### What you should do
Carry none of the pictures over; set down the material below exactly.
* * * * *
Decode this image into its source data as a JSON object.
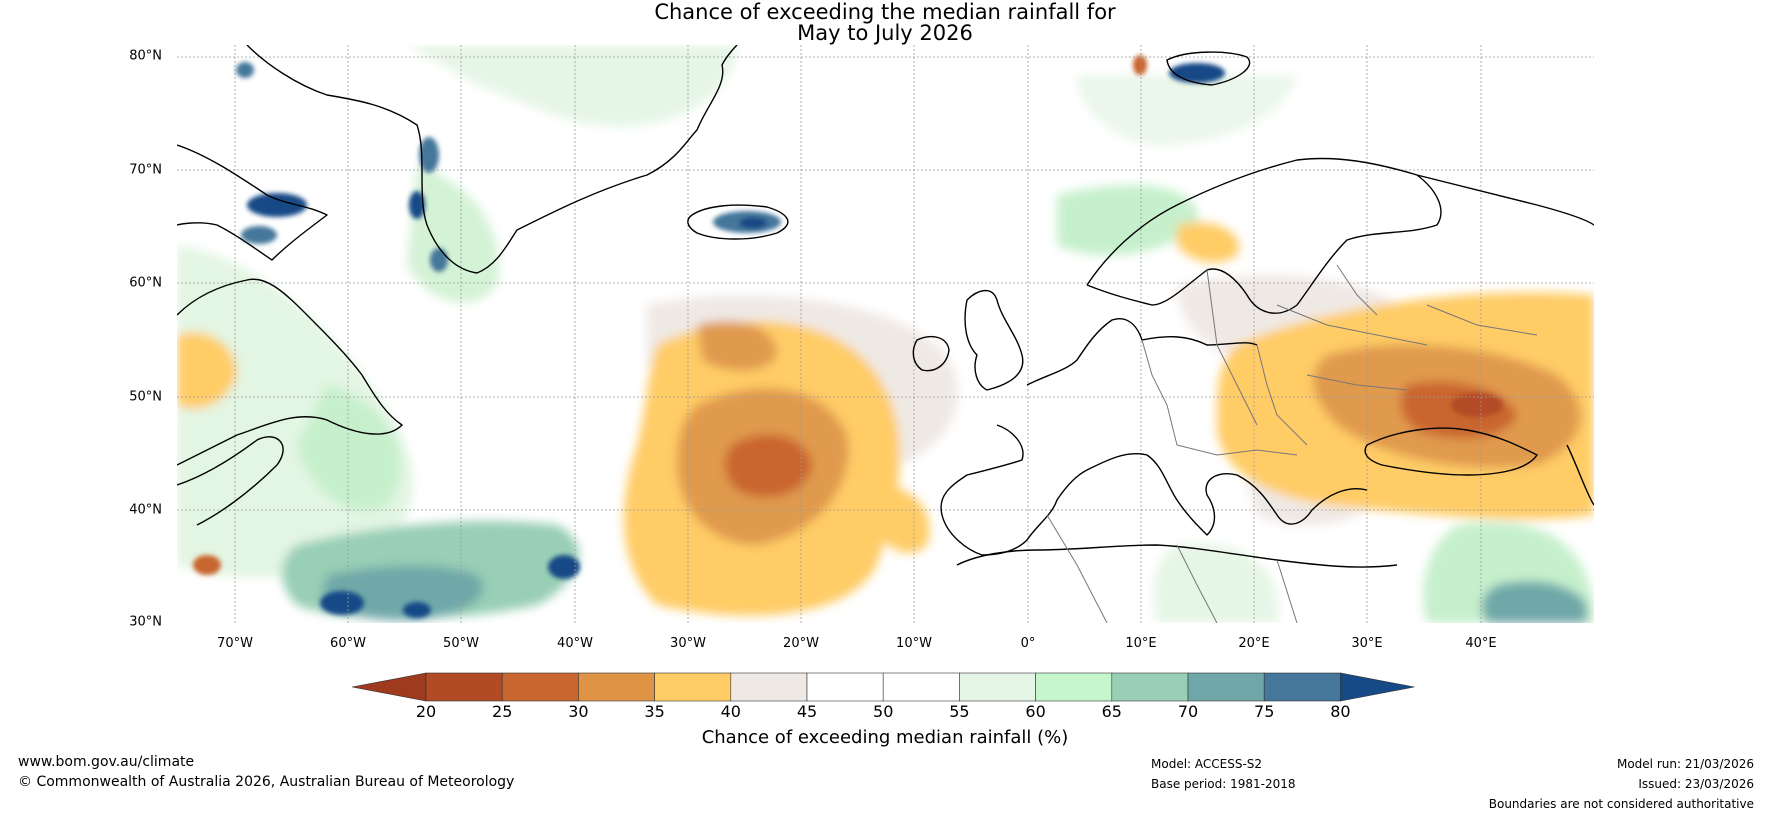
{
  "title": {
    "line1": "Chance of exceeding the median rainfall for",
    "line2": "May to July 2026"
  },
  "map": {
    "latitude_labels": [
      "80°N",
      "70°N",
      "60°N",
      "50°N",
      "40°N",
      "30°N"
    ],
    "longitude_labels": [
      "70°W",
      "60°W",
      "50°W",
      "40°W",
      "30°W",
      "20°W",
      "10°W",
      "0°",
      "10°E",
      "20°E",
      "30°E",
      "40°E"
    ],
    "extent": {
      "lon_min": -75,
      "lon_max": 50,
      "lat_min": 30,
      "lat_max": 81
    }
  },
  "colorbar": {
    "tick_labels": [
      "20",
      "25",
      "30",
      "35",
      "40",
      "45",
      "50",
      "55",
      "60",
      "65",
      "70",
      "75",
      "80"
    ],
    "colors": [
      "#9e3a1e",
      "#b24b25",
      "#c9652e",
      "#df9445",
      "#ffcc66",
      "#efe9e5",
      "#ffffff",
      "#ffffff",
      "#e6f6e6",
      "#c6f6cc",
      "#98cfb5",
      "#6fa7a9",
      "#45779b",
      "#154a86"
    ],
    "label": "Chance of exceeding median rainfall (%)"
  },
  "footer": {
    "website": "www.bom.gov.au/climate",
    "copyright": "© Commonwealth of Australia 2026, Australian Bureau of Meteorology",
    "model": "Model: ACCESS-S2",
    "base_period": "Base period: 1981-2018",
    "model_run": "Model run: 21/03/2026",
    "issued": "Issued: 23/03/2026",
    "disclaimer": "Boundaries are not considered authoritative"
  }
}
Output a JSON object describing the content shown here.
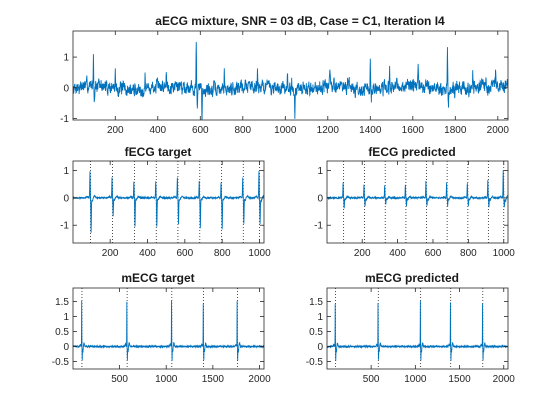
{
  "chart_data": [
    {
      "id": "mix",
      "type": "line",
      "title": "aECG mixture, SNR = 03 dB, Case = C1, Iteration I4",
      "xlim": [
        1,
        2048
      ],
      "ylim": [
        -1.05,
        1.85
      ],
      "xticks": [
        200,
        400,
        600,
        800,
        1000,
        1200,
        1400,
        1600,
        1800,
        2000
      ],
      "yticks": [
        -1,
        0,
        1
      ],
      "grid": false,
      "color": "#0072BD",
      "series": [
        {
          "noise_amplitude": 0.16,
          "peaks": [
            {
              "x": 97,
              "y": 1.02,
              "min": -0.45
            },
            {
              "x": 200,
              "y": 0.5
            },
            {
              "x": 340,
              "y": 0.5
            },
            {
              "x": 440,
              "y": 0.55
            },
            {
              "x": 581,
              "y": 1.45,
              "min": -0.7
            },
            {
              "x": 608,
              "y": -1.0
            },
            {
              "x": 713,
              "y": 0.55
            },
            {
              "x": 869,
              "y": 0.5
            },
            {
              "x": 1010,
              "y": 0.5
            },
            {
              "x": 1030,
              "y": 0.55
            },
            {
              "x": 1045,
              "y": -0.78
            },
            {
              "x": 1210,
              "y": 0.5
            },
            {
              "x": 1400,
              "y": 1.03,
              "min": -0.35
            },
            {
              "x": 1491,
              "y": 0.5
            },
            {
              "x": 1625,
              "y": 0.55
            },
            {
              "x": 1763,
              "y": 1.5,
              "min": -0.75
            },
            {
              "x": 1882,
              "y": 0.5
            },
            {
              "x": 1990,
              "y": 0.5
            }
          ]
        }
      ]
    },
    {
      "id": "ft",
      "type": "line",
      "title": "fECG target",
      "xlim": [
        1,
        1024
      ],
      "ylim": [
        -1.65,
        1.35
      ],
      "xticks": [
        200,
        400,
        600,
        800,
        1000
      ],
      "yticks": [
        -1,
        0,
        1
      ],
      "grid": false,
      "color": "#0072BD",
      "markers": [
        95,
        213,
        330,
        447,
        563,
        680,
        797,
        913,
        1000
      ],
      "series": [
        {
          "beats": [
            {
              "x": 95,
              "up": 0.95,
              "down": -1.25
            },
            {
              "x": 213,
              "up": 0.75,
              "down": -0.65
            },
            {
              "x": 330,
              "up": 0.6,
              "down": -1.05
            },
            {
              "x": 447,
              "up": 0.6,
              "down": -1.05
            },
            {
              "x": 563,
              "up": 0.75,
              "down": -0.95
            },
            {
              "x": 680,
              "up": 0.6,
              "down": -1.1
            },
            {
              "x": 797,
              "up": 0.55,
              "down": -1.15
            },
            {
              "x": 913,
              "up": 0.75,
              "down": -0.95
            },
            {
              "x": 1000,
              "up": 1.0,
              "down": -0.95
            }
          ]
        }
      ]
    },
    {
      "id": "fp",
      "type": "line",
      "title": "fECG predicted",
      "xlim": [
        1,
        1024
      ],
      "ylim": [
        -1.65,
        1.35
      ],
      "xticks": [
        200,
        400,
        600,
        800,
        1000
      ],
      "yticks": [
        -1,
        0,
        1
      ],
      "grid": false,
      "color": "#0072BD",
      "markers": [
        95,
        213,
        330,
        447,
        563,
        680,
        797,
        913,
        1000
      ],
      "series": [
        {
          "beats": [
            {
              "x": 95,
              "up": 0.55,
              "down": -0.4
            },
            {
              "x": 213,
              "up": 0.5,
              "down": -0.3
            },
            {
              "x": 330,
              "up": 0.45,
              "down": -0.25
            },
            {
              "x": 447,
              "up": 0.5,
              "down": -0.3
            },
            {
              "x": 563,
              "up": 0.6,
              "down": -0.3
            },
            {
              "x": 680,
              "up": 0.55,
              "down": -0.3
            },
            {
              "x": 797,
              "up": 0.55,
              "down": -0.3
            },
            {
              "x": 913,
              "up": 0.65,
              "down": -0.35
            },
            {
              "x": 1000,
              "up": 1.0,
              "down": -0.35
            }
          ]
        }
      ]
    },
    {
      "id": "mt",
      "type": "line",
      "title": "mECG target",
      "xlim": [
        1,
        2048
      ],
      "ylim": [
        -0.75,
        1.95
      ],
      "xticks": [
        500,
        1000,
        1500,
        2000
      ],
      "yticks": [
        -0.5,
        0,
        0.5,
        1,
        1.5
      ],
      "grid": false,
      "color": "#0072BD",
      "markers": [
        97,
        581,
        1060,
        1400,
        1763
      ],
      "series": [
        {
          "beats": [
            {
              "x": 97,
              "up": 1.5,
              "down": -0.45
            },
            {
              "x": 581,
              "up": 1.5,
              "down": -0.45
            },
            {
              "x": 1060,
              "up": 1.55,
              "down": -0.45
            },
            {
              "x": 1400,
              "up": 1.45,
              "down": -0.45
            },
            {
              "x": 1763,
              "up": 1.5,
              "down": -0.45
            }
          ]
        }
      ]
    },
    {
      "id": "mp",
      "type": "line",
      "title": "mECG predicted",
      "xlim": [
        1,
        2048
      ],
      "ylim": [
        -0.75,
        1.95
      ],
      "xticks": [
        500,
        1000,
        1500,
        2000
      ],
      "yticks": [
        -0.5,
        0,
        0.5,
        1,
        1.5
      ],
      "grid": false,
      "color": "#0072BD",
      "markers": [
        97,
        581,
        1060,
        1400,
        1763
      ],
      "series": [
        {
          "beats": [
            {
              "x": 97,
              "up": 1.45,
              "down": -0.45
            },
            {
              "x": 581,
              "up": 1.45,
              "down": -0.45
            },
            {
              "x": 1060,
              "up": 1.5,
              "down": -0.45
            },
            {
              "x": 1400,
              "up": 1.45,
              "down": -0.45
            },
            {
              "x": 1763,
              "up": 1.45,
              "down": -0.45
            }
          ]
        }
      ]
    }
  ]
}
* * * * *
### Solution for this task
Decode this image into its source data as a JSON object.
{
  "title": {
    "line1": "Chance of exceeding the median rainfall for",
    "line2": "May to July 2026"
  },
  "map": {
    "latitude_labels": [
      "80°N",
      "70°N",
      "60°N",
      "50°N",
      "40°N",
      "30°N"
    ],
    "longitude_labels": [
      "70°W",
      "60°W",
      "50°W",
      "40°W",
      "30°W",
      "20°W",
      "10°W",
      "0°",
      "10°E",
      "20°E",
      "30°E",
      "40°E"
    ],
    "extent": {
      "lon_min": -75,
      "lon_max": 50,
      "lat_min": 30,
      "lat_max": 81
    }
  },
  "colorbar": {
    "tick_labels": [
      "20",
      "25",
      "30",
      "35",
      "40",
      "45",
      "50",
      "55",
      "60",
      "65",
      "70",
      "75",
      "80"
    ],
    "colors": [
      "#9e3a1e",
      "#b24b25",
      "#c9652e",
      "#df9445",
      "#ffcc66",
      "#efe9e5",
      "#ffffff",
      "#ffffff",
      "#e6f6e6",
      "#c6f6cc",
      "#98cfb5",
      "#6fa7a9",
      "#45779b",
      "#154a86"
    ],
    "label": "Chance of exceeding median rainfall (%)"
  },
  "footer": {
    "website": "www.bom.gov.au/climate",
    "copyright": "© Commonwealth of Australia 2026, Australian Bureau of Meteorology",
    "model": "Model: ACCESS-S2",
    "base_period": "Base period: 1981-2018",
    "model_run": "Model run: 21/03/2026",
    "issued": "Issued: 23/03/2026",
    "disclaimer": "Boundaries are not considered authoritative"
  }
}
Output a JSON object describing the content shown here.
{
  "chart_data": [
    {
      "id": "mix",
      "type": "line",
      "title": "aECG mixture, SNR = 03 dB, Case = C1, Iteration I4",
      "xlim": [
        1,
        2048
      ],
      "ylim": [
        -1.05,
        1.85
      ],
      "xticks": [
        200,
        400,
        600,
        800,
        1000,
        1200,
        1400,
        1600,
        1800,
        2000
      ],
      "yticks": [
        -1,
        0,
        1
      ],
      "grid": false,
      "color": "#0072BD",
      "series": [
        {
          "noise_amplitude": 0.16,
          "peaks": [
            {
              "x": 97,
              "y": 1.02,
              "min": -0.45
            },
            {
              "x": 200,
              "y": 0.5
            },
            {
              "x": 340,
              "y": 0.5
            },
            {
              "x": 440,
              "y": 0.55
            },
            {
              "x": 581,
              "y": 1.45,
              "min": -0.7
            },
            {
              "x": 608,
              "y": -1.0
            },
            {
              "x": 713,
              "y": 0.55
            },
            {
              "x": 869,
              "y": 0.5
            },
            {
              "x": 1010,
              "y": 0.5
            },
            {
              "x": 1030,
              "y": 0.55
            },
            {
              "x": 1045,
              "y": -0.78
            },
            {
              "x": 1210,
              "y": 0.5
            },
            {
              "x": 1400,
              "y": 1.03,
              "min": -0.35
            },
            {
              "x": 1491,
              "y": 0.5
            },
            {
              "x": 1625,
              "y": 0.55
            },
            {
              "x": 1763,
              "y": 1.5,
              "min": -0.75
            },
            {
              "x": 1882,
              "y": 0.5
            },
            {
              "x": 1990,
              "y": 0.5
            }
          ]
        }
      ]
    },
    {
      "id": "ft",
      "type": "line",
      "title": "fECG target",
      "xlim": [
        1,
        1024
      ],
      "ylim": [
        -1.65,
        1.35
      ],
      "xticks": [
        200,
        400,
        600,
        800,
        1000
      ],
      "yticks": [
        -1,
        0,
        1
      ],
      "grid": false,
      "color": "#0072BD",
      "markers": [
        95,
        213,
        330,
        447,
        563,
        680,
        797,
        913,
        1000
      ],
      "series": [
        {
          "beats": [
            {
              "x": 95,
              "up": 0.95,
              "down": -1.25
            },
            {
              "x": 213,
              "up": 0.75,
              "down": -0.65
            },
            {
              "x": 330,
              "up": 0.6,
              "down": -1.05
            },
            {
              "x": 447,
              "up": 0.6,
              "down": -1.05
            },
            {
              "x": 563,
              "up": 0.75,
              "down": -0.95
            },
            {
              "x": 680,
              "up": 0.6,
              "down": -1.1
            },
            {
              "x": 797,
              "up": 0.55,
              "down": -1.15
            },
            {
              "x": 913,
              "up": 0.75,
              "down": -0.95
            },
            {
              "x": 1000,
              "up": 1.0,
              "down": -0.95
            }
          ]
        }
      ]
    },
    {
      "id": "fp",
      "type": "line",
      "title": "fECG predicted",
      "xlim": [
        1,
        1024
      ],
      "ylim": [
        -1.65,
        1.35
      ],
      "xticks": [
        200,
        400,
        600,
        800,
        1000
      ],
      "yticks": [
        -1,
        0,
        1
      ],
      "grid": false,
      "color": "#0072BD",
      "markers": [
        95,
        213,
        330,
        447,
        563,
        680,
        797,
        913,
        1000
      ],
      "series": [
        {
          "beats": [
            {
              "x": 95,
              "up": 0.55,
              "down": -0.4
            },
            {
              "x": 213,
              "up": 0.5,
              "down": -0.3
            },
            {
              "x": 330,
              "up": 0.45,
              "down": -0.25
            },
            {
              "x": 447,
              "up": 0.5,
              "down": -0.3
            },
            {
              "x": 563,
              "up": 0.6,
              "down": -0.3
            },
            {
              "x": 680,
              "up": 0.55,
              "down": -0.3
            },
            {
              "x": 797,
              "up": 0.55,
              "down": -0.3
            },
            {
              "x": 913,
              "up": 0.65,
              "down": -0.35
            },
            {
              "x": 1000,
              "up": 1.0,
              "down": -0.35
            }
          ]
        }
      ]
    },
    {
      "id": "mt",
      "type": "line",
      "title": "mECG target",
      "xlim": [
        1,
        2048
      ],
      "ylim": [
        -0.75,
        1.95
      ],
      "xticks": [
        500,
        1000,
        1500,
        2000
      ],
      "yticks": [
        -0.5,
        0,
        0.5,
        1,
        1.5
      ],
      "grid": false,
      "color": "#0072BD",
      "markers": [
        97,
        581,
        1060,
        1400,
        1763
      ],
      "series": [
        {
          "beats": [
            {
              "x": 97,
              "up": 1.5,
              "down": -0.45
            },
            {
              "x": 581,
              "up": 1.5,
              "down": -0.45
            },
            {
              "x": 1060,
              "up": 1.55,
              "down": -0.45
            },
            {
              "x": 1400,
              "up": 1.45,
              "down": -0.45
            },
            {
              "x": 1763,
              "up": 1.5,
              "down": -0.45
            }
          ]
        }
      ]
    },
    {
      "id": "mp",
      "type": "line",
      "title": "mECG predicted",
      "xlim": [
        1,
        2048
      ],
      "ylim": [
        -0.75,
        1.95
      ],
      "xticks": [
        500,
        1000,
        1500,
        2000
      ],
      "yticks": [
        -0.5,
        0,
        0.5,
        1,
        1.5
      ],
      "grid": false,
      "color": "#0072BD",
      "markers": [
        97,
        581,
        1060,
        1400,
        1763
      ],
      "series": [
        {
          "beats": [
            {
              "x": 97,
              "up": 1.45,
              "down": -0.45
            },
            {
              "x": 581,
              "up": 1.45,
              "down": -0.45
            },
            {
              "x": 1060,
              "up": 1.5,
              "down": -0.45
            },
            {
              "x": 1400,
              "up": 1.45,
              "down": -0.45
            },
            {
              "x": 1763,
              "up": 1.45,
              "down": -0.45
            }
          ]
        }
      ]
    }
  ]
}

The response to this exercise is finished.